**AIM:** Below is a listing to transcribe in full and exactly; keep the pictures out.

========================================

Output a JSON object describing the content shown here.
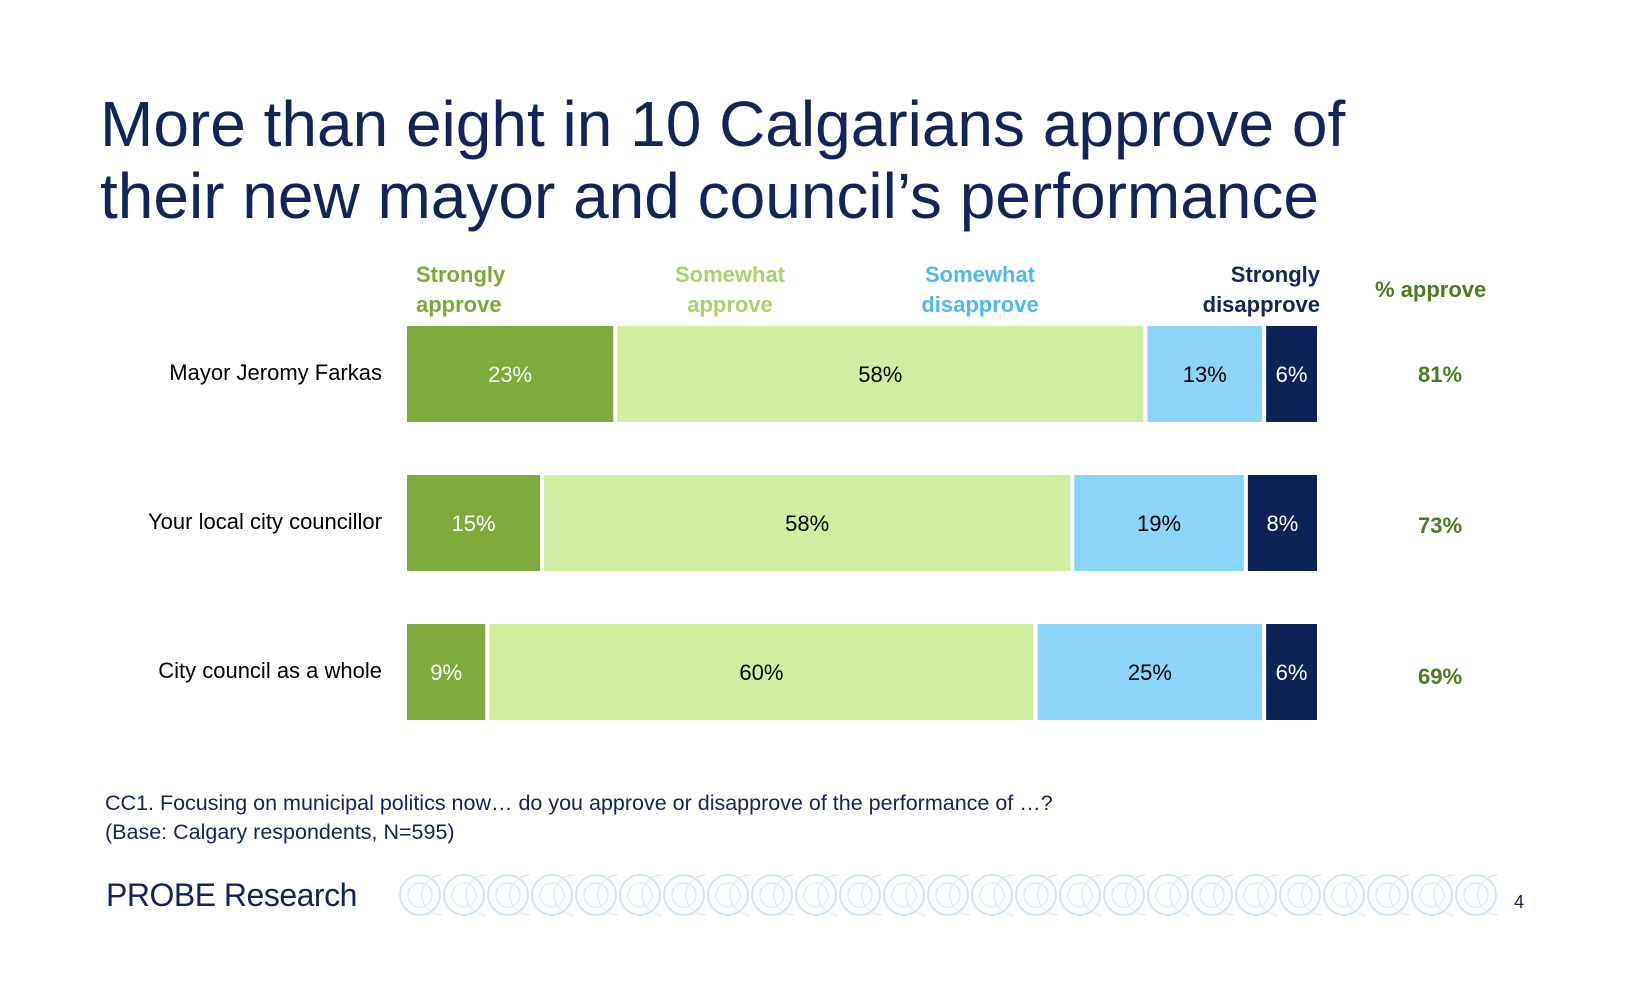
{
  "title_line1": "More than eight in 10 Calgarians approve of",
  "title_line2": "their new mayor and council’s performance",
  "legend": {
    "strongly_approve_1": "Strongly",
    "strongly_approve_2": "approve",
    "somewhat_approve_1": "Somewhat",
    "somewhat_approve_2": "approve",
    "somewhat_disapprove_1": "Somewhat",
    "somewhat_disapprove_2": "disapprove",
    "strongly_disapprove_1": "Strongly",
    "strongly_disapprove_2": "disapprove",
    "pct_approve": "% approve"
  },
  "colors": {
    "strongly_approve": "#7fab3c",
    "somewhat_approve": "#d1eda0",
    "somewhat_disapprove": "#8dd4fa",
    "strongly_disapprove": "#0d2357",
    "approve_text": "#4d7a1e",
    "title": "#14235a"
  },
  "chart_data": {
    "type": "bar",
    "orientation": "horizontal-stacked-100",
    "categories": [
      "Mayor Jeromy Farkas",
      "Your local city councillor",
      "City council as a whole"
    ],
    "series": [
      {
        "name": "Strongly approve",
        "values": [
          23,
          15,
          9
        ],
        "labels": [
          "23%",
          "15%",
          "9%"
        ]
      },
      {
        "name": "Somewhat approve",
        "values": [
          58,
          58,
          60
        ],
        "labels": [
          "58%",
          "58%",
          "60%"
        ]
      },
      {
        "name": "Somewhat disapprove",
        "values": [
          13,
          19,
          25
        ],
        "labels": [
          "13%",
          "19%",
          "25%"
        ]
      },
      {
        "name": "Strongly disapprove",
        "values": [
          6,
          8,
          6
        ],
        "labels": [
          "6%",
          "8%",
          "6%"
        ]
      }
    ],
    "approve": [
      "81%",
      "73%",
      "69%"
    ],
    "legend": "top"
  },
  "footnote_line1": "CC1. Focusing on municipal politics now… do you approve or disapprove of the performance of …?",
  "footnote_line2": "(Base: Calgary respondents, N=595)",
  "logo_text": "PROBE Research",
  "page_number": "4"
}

========================================

**EXPECTED ANSWER:**
Output a JSON object describing the content shown here.
{
  "title_line1": "More than eight in 10 Calgarians approve of",
  "title_line2": "their new mayor and council’s performance",
  "legend": {
    "strongly_approve_1": "Strongly",
    "strongly_approve_2": "approve",
    "somewhat_approve_1": "Somewhat",
    "somewhat_approve_2": "approve",
    "somewhat_disapprove_1": "Somewhat",
    "somewhat_disapprove_2": "disapprove",
    "strongly_disapprove_1": "Strongly",
    "strongly_disapprove_2": "disapprove",
    "pct_approve": "% approve"
  },
  "colors": {
    "strongly_approve": "#7fab3c",
    "somewhat_approve": "#d1eda0",
    "somewhat_disapprove": "#8dd4fa",
    "strongly_disapprove": "#0d2357",
    "approve_text": "#4d7a1e",
    "title": "#14235a"
  },
  "chart_data": {
    "type": "bar",
    "orientation": "horizontal-stacked-100",
    "categories": [
      "Mayor Jeromy Farkas",
      "Your local city councillor",
      "City council as a whole"
    ],
    "series": [
      {
        "name": "Strongly approve",
        "values": [
          23,
          15,
          9
        ],
        "labels": [
          "23%",
          "15%",
          "9%"
        ]
      },
      {
        "name": "Somewhat approve",
        "values": [
          58,
          58,
          60
        ],
        "labels": [
          "58%",
          "58%",
          "60%"
        ]
      },
      {
        "name": "Somewhat disapprove",
        "values": [
          13,
          19,
          25
        ],
        "labels": [
          "13%",
          "19%",
          "25%"
        ]
      },
      {
        "name": "Strongly disapprove",
        "values": [
          6,
          8,
          6
        ],
        "labels": [
          "6%",
          "8%",
          "6%"
        ]
      }
    ],
    "approve": [
      "81%",
      "73%",
      "69%"
    ],
    "legend": "top"
  },
  "footnote_line1": "CC1. Focusing on municipal politics now… do you approve or disapprove of the performance of …?",
  "footnote_line2": "(Base: Calgary respondents, N=595)",
  "logo_text": "PROBE Research",
  "page_number": "4"
}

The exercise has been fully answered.